## [Task]
Repeat the material in full. Keep every line exactly as it is.

## [Source data]

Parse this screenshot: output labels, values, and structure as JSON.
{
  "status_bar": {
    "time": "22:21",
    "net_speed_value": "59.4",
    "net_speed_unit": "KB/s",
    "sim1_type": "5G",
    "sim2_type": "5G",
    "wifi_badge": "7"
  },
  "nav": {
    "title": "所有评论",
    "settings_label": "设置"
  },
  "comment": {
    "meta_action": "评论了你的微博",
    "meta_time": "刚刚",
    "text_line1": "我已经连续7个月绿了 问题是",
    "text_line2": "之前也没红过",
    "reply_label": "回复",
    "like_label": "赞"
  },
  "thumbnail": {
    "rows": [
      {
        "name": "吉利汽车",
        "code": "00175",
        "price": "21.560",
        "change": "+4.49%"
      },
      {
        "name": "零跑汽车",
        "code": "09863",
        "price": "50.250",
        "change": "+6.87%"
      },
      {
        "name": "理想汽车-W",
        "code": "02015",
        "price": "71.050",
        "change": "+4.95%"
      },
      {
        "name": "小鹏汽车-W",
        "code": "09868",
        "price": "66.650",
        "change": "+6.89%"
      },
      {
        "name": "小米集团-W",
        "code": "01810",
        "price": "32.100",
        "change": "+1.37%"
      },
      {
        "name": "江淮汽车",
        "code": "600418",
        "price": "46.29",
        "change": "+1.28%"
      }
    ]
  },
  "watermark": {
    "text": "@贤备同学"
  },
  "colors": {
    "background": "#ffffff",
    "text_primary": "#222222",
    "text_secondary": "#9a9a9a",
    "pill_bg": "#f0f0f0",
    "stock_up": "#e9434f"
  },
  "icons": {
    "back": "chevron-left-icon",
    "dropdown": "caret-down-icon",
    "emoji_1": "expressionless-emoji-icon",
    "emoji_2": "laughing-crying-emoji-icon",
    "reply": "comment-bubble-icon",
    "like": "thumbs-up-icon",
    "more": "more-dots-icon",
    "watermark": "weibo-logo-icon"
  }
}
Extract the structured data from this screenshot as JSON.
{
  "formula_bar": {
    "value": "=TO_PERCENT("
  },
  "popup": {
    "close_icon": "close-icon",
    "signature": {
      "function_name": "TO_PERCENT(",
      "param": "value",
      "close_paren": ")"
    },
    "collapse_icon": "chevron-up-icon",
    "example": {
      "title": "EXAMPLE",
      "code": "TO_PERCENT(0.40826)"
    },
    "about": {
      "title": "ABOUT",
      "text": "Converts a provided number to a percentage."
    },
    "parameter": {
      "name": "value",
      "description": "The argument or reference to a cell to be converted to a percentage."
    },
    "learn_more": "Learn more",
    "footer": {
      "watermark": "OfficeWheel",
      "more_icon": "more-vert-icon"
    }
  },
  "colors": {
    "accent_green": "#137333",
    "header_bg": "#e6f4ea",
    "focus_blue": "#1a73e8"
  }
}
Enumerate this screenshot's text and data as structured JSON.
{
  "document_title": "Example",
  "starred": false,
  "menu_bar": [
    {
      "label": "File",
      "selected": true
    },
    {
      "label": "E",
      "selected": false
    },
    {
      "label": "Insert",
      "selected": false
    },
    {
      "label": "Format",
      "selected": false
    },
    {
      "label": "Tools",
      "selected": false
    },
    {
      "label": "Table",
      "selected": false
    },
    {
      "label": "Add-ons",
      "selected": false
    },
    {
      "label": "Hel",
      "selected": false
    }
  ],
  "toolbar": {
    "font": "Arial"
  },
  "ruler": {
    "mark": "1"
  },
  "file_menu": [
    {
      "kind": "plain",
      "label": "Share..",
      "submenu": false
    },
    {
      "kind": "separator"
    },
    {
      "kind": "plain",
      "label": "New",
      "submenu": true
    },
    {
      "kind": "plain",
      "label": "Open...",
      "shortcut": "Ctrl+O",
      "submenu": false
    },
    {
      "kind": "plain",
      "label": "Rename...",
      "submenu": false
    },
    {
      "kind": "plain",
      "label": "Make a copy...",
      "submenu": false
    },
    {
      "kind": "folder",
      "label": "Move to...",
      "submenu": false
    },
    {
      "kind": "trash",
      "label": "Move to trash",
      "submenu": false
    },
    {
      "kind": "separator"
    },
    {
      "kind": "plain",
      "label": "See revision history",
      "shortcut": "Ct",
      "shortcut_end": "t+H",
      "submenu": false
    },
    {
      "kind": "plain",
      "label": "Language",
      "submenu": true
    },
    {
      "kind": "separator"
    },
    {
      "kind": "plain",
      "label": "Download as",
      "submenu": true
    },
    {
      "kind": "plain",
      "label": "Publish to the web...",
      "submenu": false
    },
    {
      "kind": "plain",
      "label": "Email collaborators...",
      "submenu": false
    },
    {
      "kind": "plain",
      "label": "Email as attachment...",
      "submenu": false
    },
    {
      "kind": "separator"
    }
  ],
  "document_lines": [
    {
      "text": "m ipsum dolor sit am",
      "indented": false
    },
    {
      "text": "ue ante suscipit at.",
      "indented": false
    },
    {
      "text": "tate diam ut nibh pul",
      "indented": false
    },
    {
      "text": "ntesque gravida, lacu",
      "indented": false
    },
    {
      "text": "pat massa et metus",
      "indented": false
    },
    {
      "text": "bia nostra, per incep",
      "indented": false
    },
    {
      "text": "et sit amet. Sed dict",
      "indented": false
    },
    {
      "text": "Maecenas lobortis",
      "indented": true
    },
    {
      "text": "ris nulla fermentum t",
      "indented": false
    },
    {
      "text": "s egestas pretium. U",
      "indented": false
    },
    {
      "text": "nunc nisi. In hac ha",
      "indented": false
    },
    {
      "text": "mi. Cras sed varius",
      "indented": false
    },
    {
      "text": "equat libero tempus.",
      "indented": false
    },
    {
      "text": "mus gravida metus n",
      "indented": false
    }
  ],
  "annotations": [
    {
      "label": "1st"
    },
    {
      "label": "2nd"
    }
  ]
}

## [Solution to the problem]
Parse this screenshot: output labels, values, and structure as JSON.
{
  "status_bar": {
    "time": "22:21",
    "net_speed_value": "59.4",
    "net_speed_unit": "KB/s",
    "sim1_type": "5G",
    "sim2_type": "5G",
    "wifi_badge": "7"
  },
  "nav": {
    "title": "所有评论",
    "settings_label": "设置"
  },
  "comment": {
    "meta_action": "评论了你的微博",
    "meta_time": "刚刚",
    "text_line1": "我已经连续7个月绿了 问题是",
    "text_line2": "之前也没红过",
    "reply_label": "回复",
    "like_label": "赞"
  },
  "thumbnail": {
    "rows": [
      {
        "name": "吉利汽车",
        "code": "00175",
        "price": "21.560",
        "change": "+4.49%"
      },
      {
        "name": "零跑汽车",
        "code": "09863",
        "price": "50.250",
        "change": "+6.87%"
      },
      {
        "name": "理想汽车-W",
        "code": "02015",
        "price": "71.050",
        "change": "+4.95%"
      },
      {
        "name": "小鹏汽车-W",
        "code": "09868",
        "price": "66.650",
        "change": "+6.89%"
      },
      {
        "name": "小米集团-W",
        "code": "01810",
        "price": "32.100",
        "change": "+1.37%"
      },
      {
        "name": "江淮汽车",
        "code": "600418",
        "price": "46.29",
        "change": "+1.28%"
      }
    ]
  },
  "watermark": {
    "text": "@贤备同学"
  },
  "colors": {
    "background": "#ffffff",
    "text_primary": "#222222",
    "text_secondary": "#9a9a9a",
    "pill_bg": "#f0f0f0",
    "stock_up": "#e9434f"
  },
  "icons": {
    "back": "chevron-left-icon",
    "dropdown": "caret-down-icon",
    "emoji_1": "expressionless-emoji-icon",
    "emoji_2": "laughing-crying-emoji-icon",
    "reply": "comment-bubble-icon",
    "like": "thumbs-up-icon",
    "more": "more-dots-icon",
    "watermark": "weibo-logo-icon"
  }
}
Extract the structured data from this screenshot as JSON.
{
  "formula_bar": {
    "value": "=TO_PERCENT("
  },
  "popup": {
    "close_icon": "close-icon",
    "signature": {
      "function_name": "TO_PERCENT(",
      "param": "value",
      "close_paren": ")"
    },
    "collapse_icon": "chevron-up-icon",
    "example": {
      "title": "EXAMPLE",
      "code": "TO_PERCENT(0.40826)"
    },
    "about": {
      "title": "ABOUT",
      "text": "Converts a provided number to a percentage."
    },
    "parameter": {
      "name": "value",
      "description": "The argument or reference to a cell to be converted to a percentage."
    },
    "learn_more": "Learn more",
    "footer": {
      "watermark": "OfficeWheel",
      "more_icon": "more-vert-icon"
    }
  },
  "colors": {
    "accent_green": "#137333",
    "header_bg": "#e6f4ea",
    "focus_blue": "#1a73e8"
  }
}
Enumerate this screenshot's text and data as structured JSON.
{
  "document_title": "Example",
  "starred": false,
  "menu_bar": [
    {
      "label": "File",
      "selected": true
    },
    {
      "label": "E",
      "selected": false
    },
    {
      "label": "Insert",
      "selected": false
    },
    {
      "label": "Format",
      "selected": false
    },
    {
      "label": "Tools",
      "selected": false
    },
    {
      "label": "Table",
      "selected": false
    },
    {
      "label": "Add-ons",
      "selected": false
    },
    {
      "label": "Hel",
      "selected": false
    }
  ],
  "toolbar": {
    "font": "Arial"
  },
  "ruler": {
    "mark": "1"
  },
  "file_menu": [
    {
      "kind": "plain",
      "label": "Share..",
      "submenu": false
    },
    {
      "kind": "separator"
    },
    {
      "kind": "plain",
      "label": "New",
      "submenu": true
    },
    {
      "kind": "plain",
      "label": "Open...",
      "shortcut": "Ctrl+O",
      "submenu": false
    },
    {
      "kind": "plain",
      "label": "Rename...",
      "submenu": false
    },
    {
      "kind": "plain",
      "label": "Make a copy...",
      "submenu": false
    },
    {
      "kind": "folder",
      "label": "Move to...",
      "submenu": false
    },
    {
      "kind": "trash",
      "label": "Move to trash",
      "submenu": false
    },
    {
      "kind": "separator"
    },
    {
      "kind": "plain",
      "label": "See revision history",
      "shortcut": "Ct",
      "shortcut_end": "t+H",
      "submenu": false
    },
    {
      "kind": "plain",
      "label": "Language",
      "submenu": true
    },
    {
      "kind": "separator"
    },
    {
      "kind": "plain",
      "label": "Download as",
      "submenu": true
    },
    {
      "kind": "plain",
      "label": "Publish to the web...",
      "submenu": false
    },
    {
      "kind": "plain",
      "label": "Email collaborators...",
      "submenu": false
    },
    {
      "kind": "plain",
      "label": "Email as attachment...",
      "submenu": false
    },
    {
      "kind": "separator"
    }
  ],
  "document_lines": [
    {
      "text": "m ipsum dolor sit am",
      "indented": false
    },
    {
      "text": "ue ante suscipit at.",
      "indented": false
    },
    {
      "text": "tate diam ut nibh pul",
      "indented": false
    },
    {
      "text": "ntesque gravida, lacu",
      "indented": false
    },
    {
      "text": "pat massa et metus",
      "indented": false
    },
    {
      "text": "bia nostra, per incep",
      "indented": false
    },
    {
      "text": "et sit amet. Sed dict",
      "indented": false
    },
    {
      "text": "Maecenas lobortis",
      "indented": true
    },
    {
      "text": "ris nulla fermentum t",
      "indented": false
    },
    {
      "text": "s egestas pretium. U",
      "indented": false
    },
    {
      "text": "nunc nisi. In hac ha",
      "indented": false
    },
    {
      "text": "mi. Cras sed varius",
      "indented": false
    },
    {
      "text": "equat libero tempus.",
      "indented": false
    },
    {
      "text": "mus gravida metus n",
      "indented": false
    }
  ],
  "annotations": [
    {
      "label": "1st"
    },
    {
      "label": "2nd"
    }
  ]
}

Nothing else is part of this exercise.